* **TASK DETAILS**: All lines in which the word "page" occurs are to be extracted.

◆ ◆ ◆

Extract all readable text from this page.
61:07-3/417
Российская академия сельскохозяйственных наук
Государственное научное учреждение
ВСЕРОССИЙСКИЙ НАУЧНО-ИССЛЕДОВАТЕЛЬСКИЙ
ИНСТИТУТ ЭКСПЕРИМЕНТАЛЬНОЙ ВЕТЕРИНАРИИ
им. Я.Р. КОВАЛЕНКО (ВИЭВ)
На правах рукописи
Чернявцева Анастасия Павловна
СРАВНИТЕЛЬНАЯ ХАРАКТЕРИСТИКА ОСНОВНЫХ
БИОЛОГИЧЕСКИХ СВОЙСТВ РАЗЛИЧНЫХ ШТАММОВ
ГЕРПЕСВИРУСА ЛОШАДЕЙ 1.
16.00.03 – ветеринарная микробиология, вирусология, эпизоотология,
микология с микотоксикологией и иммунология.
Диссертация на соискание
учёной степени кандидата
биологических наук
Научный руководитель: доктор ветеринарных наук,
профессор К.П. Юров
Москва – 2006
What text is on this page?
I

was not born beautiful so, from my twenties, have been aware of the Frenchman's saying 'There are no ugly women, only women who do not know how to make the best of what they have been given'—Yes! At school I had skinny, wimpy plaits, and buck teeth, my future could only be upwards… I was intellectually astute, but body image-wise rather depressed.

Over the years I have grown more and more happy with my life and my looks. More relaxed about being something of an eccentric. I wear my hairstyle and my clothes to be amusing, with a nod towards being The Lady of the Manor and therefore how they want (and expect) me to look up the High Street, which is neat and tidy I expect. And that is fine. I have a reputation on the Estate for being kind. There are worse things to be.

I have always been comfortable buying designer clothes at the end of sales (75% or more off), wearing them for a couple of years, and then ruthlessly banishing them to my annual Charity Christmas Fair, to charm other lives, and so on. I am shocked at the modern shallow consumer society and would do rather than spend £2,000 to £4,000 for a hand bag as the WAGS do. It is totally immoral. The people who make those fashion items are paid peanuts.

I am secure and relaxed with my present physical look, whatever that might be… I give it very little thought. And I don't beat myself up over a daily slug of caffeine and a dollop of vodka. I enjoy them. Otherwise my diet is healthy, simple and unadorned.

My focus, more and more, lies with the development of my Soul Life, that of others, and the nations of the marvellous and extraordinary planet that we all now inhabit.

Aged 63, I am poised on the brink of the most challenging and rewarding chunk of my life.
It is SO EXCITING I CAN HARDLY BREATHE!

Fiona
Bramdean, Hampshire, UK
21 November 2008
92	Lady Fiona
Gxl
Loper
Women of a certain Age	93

◆ ◆ ◆

* **EXERCISE OUTPUT**:
Extract all readable text from this page.
What text is on this page?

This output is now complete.